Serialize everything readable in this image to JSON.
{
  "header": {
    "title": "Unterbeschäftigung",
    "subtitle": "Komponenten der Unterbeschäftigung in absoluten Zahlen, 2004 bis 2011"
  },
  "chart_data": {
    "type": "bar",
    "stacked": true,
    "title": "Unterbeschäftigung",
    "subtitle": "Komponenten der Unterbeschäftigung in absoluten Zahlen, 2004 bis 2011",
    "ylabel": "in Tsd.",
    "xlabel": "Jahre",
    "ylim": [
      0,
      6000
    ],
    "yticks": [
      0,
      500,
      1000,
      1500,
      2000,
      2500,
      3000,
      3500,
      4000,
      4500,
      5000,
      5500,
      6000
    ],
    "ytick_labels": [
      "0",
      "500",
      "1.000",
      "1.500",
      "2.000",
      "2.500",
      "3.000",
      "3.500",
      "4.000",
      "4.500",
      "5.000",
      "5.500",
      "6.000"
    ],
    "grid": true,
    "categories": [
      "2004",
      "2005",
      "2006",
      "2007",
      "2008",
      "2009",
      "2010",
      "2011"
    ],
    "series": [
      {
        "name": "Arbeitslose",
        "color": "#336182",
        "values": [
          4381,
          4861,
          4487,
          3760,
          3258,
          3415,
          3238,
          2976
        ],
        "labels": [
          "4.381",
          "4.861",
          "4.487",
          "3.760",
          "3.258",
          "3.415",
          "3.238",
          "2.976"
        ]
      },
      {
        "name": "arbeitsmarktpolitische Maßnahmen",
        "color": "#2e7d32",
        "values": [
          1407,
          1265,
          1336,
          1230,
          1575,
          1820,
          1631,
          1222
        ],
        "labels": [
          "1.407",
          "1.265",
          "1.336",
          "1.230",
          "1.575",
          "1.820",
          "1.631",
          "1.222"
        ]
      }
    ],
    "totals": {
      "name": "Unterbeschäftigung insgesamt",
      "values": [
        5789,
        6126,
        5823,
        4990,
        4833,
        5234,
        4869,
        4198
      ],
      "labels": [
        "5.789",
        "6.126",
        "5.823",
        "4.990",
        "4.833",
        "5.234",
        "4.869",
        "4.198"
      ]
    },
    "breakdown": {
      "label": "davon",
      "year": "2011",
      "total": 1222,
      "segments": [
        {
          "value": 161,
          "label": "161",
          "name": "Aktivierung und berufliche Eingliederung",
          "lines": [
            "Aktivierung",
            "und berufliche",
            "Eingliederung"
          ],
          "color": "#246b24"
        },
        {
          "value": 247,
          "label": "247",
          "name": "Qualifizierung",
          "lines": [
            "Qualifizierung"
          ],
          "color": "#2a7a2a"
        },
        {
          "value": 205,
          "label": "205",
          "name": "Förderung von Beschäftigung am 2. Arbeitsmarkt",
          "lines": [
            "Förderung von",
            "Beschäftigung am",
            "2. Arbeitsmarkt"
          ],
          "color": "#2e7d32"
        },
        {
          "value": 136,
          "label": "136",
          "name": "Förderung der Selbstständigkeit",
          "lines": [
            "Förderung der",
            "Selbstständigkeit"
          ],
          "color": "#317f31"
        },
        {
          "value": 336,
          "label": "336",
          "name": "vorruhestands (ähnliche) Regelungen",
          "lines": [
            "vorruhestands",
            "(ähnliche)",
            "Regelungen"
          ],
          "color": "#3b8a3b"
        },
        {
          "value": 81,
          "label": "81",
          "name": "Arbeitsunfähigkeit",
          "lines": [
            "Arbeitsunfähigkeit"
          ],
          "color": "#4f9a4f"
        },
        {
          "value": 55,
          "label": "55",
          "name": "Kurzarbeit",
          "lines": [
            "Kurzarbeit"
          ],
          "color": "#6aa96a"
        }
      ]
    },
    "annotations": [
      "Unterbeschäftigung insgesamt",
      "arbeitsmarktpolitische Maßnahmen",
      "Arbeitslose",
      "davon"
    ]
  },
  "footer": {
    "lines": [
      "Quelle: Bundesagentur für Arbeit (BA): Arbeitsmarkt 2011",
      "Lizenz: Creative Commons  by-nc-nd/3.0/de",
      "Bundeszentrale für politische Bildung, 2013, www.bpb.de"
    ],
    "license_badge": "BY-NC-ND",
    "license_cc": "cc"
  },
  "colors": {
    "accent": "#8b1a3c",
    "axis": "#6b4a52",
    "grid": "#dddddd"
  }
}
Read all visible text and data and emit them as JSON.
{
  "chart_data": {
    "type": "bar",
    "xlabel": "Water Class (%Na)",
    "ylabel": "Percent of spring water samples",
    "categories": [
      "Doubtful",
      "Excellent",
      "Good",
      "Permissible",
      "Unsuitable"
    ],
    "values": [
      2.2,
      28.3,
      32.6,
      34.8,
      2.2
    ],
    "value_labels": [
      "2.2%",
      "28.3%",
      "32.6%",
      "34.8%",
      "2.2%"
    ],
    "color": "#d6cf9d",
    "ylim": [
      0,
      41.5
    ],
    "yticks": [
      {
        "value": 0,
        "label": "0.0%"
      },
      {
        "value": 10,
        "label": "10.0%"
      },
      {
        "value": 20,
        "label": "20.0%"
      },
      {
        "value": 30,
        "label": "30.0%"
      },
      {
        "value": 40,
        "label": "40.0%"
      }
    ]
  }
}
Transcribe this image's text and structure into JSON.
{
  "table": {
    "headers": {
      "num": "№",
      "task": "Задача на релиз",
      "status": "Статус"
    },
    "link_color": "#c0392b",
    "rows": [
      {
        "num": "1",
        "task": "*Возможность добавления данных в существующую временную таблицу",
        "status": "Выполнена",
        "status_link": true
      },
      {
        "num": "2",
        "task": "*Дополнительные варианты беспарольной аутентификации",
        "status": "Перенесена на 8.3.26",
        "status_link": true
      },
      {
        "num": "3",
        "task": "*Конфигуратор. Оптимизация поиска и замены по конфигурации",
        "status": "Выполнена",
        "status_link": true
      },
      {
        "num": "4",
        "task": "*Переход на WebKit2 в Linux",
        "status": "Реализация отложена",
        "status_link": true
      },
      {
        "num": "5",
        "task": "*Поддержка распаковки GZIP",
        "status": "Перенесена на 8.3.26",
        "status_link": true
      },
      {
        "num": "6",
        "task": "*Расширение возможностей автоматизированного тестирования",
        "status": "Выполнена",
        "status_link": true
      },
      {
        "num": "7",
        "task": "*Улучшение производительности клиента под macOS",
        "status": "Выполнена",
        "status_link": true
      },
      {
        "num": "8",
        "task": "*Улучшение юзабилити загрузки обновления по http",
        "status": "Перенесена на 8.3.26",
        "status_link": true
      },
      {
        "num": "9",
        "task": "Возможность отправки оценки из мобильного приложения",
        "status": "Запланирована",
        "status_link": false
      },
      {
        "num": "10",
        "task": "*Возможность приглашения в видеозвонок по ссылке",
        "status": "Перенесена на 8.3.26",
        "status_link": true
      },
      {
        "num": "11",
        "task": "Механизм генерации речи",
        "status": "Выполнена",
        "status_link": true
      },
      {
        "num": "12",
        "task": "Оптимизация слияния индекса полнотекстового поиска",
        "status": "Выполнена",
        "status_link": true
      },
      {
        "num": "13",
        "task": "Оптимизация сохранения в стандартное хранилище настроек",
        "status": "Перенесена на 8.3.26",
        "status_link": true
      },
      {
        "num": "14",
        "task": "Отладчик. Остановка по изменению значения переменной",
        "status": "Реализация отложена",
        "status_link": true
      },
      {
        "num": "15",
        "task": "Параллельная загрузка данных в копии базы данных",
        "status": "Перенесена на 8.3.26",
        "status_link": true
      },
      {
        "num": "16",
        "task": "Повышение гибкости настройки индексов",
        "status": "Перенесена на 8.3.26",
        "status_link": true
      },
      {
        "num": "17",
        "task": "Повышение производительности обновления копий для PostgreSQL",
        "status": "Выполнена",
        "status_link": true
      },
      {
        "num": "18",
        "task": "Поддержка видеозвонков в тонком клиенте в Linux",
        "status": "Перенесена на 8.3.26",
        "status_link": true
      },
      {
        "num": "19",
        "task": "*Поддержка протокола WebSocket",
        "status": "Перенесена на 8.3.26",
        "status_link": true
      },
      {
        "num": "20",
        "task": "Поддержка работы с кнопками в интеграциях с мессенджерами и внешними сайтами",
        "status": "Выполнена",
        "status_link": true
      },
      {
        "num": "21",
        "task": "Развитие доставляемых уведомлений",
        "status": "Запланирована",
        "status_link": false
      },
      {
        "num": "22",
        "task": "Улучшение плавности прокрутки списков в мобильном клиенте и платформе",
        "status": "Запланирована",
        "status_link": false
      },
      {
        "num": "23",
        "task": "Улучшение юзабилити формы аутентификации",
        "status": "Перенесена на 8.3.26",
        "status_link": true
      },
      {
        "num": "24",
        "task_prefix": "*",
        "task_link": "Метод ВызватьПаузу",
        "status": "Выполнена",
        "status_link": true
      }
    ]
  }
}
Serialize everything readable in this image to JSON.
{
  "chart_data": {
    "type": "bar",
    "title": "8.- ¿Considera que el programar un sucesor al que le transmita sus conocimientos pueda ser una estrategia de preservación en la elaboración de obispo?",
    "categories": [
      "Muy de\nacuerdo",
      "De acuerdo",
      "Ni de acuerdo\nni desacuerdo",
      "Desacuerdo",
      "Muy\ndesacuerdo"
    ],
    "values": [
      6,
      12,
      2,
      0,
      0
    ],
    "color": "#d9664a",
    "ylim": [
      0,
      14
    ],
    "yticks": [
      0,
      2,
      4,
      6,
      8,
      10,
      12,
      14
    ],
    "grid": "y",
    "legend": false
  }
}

· · · ·

▶ **THE EXERCISE**
How many lines in these entries hold the string "производительности"? Answer with the number alone.

▶ **PROBLEM SOLUTION**
2